**Raw data:**

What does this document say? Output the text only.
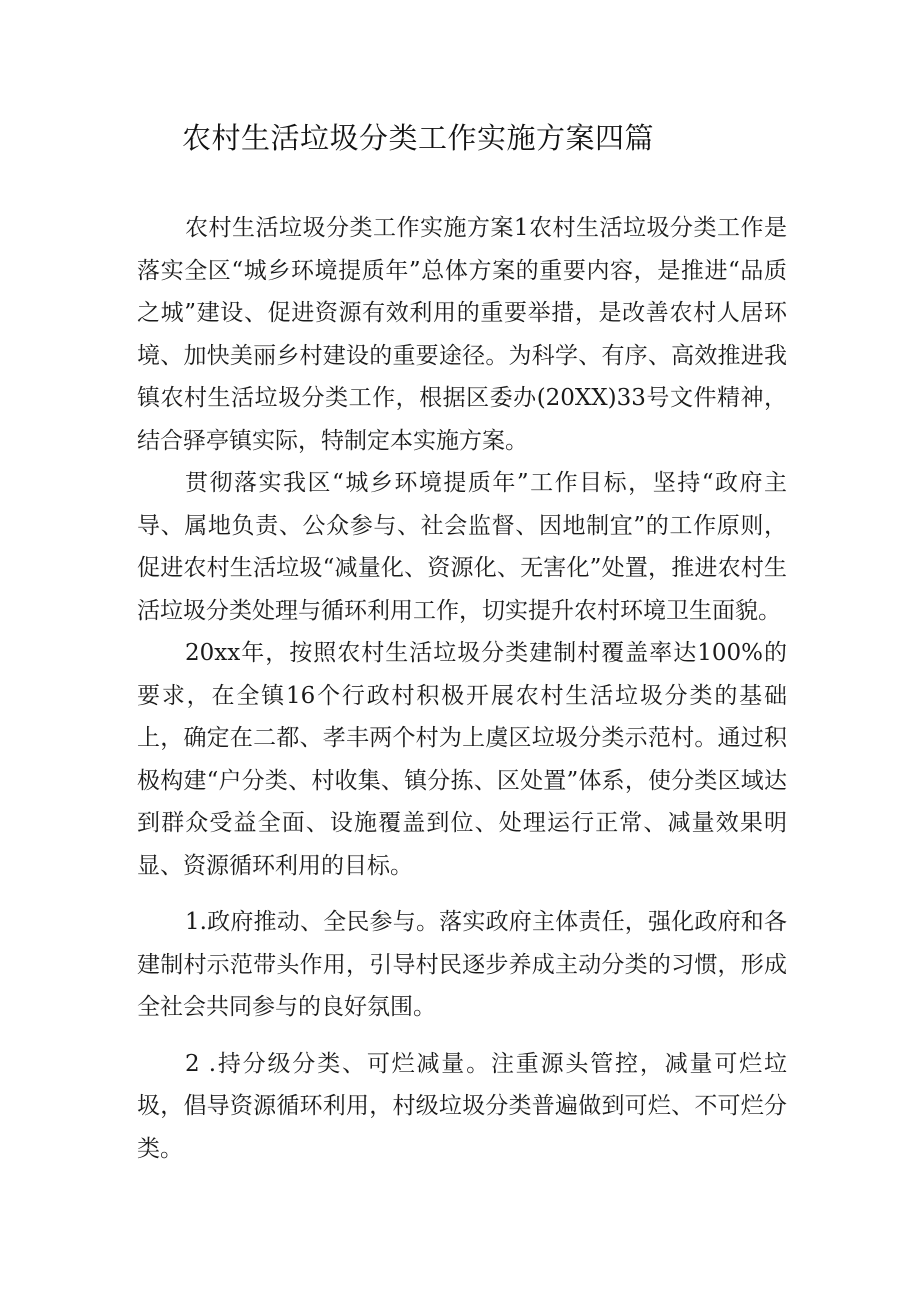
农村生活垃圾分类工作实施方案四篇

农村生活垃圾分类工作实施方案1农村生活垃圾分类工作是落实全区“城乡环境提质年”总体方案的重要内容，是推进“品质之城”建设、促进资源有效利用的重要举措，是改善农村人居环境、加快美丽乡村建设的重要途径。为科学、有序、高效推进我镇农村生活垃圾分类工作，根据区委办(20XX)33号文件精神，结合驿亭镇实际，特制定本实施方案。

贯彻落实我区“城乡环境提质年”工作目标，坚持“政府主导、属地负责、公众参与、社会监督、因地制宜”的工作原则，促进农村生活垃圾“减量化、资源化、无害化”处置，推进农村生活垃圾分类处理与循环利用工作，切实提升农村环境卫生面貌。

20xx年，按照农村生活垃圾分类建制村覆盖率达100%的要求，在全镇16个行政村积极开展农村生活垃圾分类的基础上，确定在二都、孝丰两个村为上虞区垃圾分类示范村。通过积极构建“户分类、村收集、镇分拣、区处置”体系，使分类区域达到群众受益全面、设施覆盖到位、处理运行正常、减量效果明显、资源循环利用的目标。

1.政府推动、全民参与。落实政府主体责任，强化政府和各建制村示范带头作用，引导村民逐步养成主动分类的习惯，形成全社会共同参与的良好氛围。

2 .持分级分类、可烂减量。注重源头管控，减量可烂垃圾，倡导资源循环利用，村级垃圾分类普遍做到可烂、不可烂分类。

**Exercise:** Without the pictures, repeat all the records word for word.

**Result below:**
What does this document say? Output the text only.
农村生活垃圾分类工作实施方案四篇

农村生活垃圾分类工作实施方案1农村生活垃圾分类工作是落实全区“城乡环境提质年”总体方案的重要内容，是推进“品质之城”建设、促进资源有效利用的重要举措，是改善农村人居环境、加快美丽乡村建设的重要途径。为科学、有序、高效推进我镇农村生活垃圾分类工作，根据区委办(20XX)33号文件精神，结合驿亭镇实际，特制定本实施方案。

贯彻落实我区“城乡环境提质年”工作目标，坚持“政府主导、属地负责、公众参与、社会监督、因地制宜”的工作原则，促进农村生活垃圾“减量化、资源化、无害化”处置，推进农村生活垃圾分类处理与循环利用工作，切实提升农村环境卫生面貌。

20xx年，按照农村生活垃圾分类建制村覆盖率达100%的要求，在全镇16个行政村积极开展农村生活垃圾分类的基础上，确定在二都、孝丰两个村为上虞区垃圾分类示范村。通过积极构建“户分类、村收集、镇分拣、区处置”体系，使分类区域达到群众受益全面、设施覆盖到位、处理运行正常、减量效果明显、资源循环利用的目标。

1.政府推动、全民参与。落实政府主体责任，强化政府和各建制村示范带头作用，引导村民逐步养成主动分类的习惯，形成全社会共同参与的良好氛围。

2 .持分级分类、可烂减量。注重源头管控，减量可烂垃圾，倡导资源循环利用，村级垃圾分类普遍做到可烂、不可烂分类。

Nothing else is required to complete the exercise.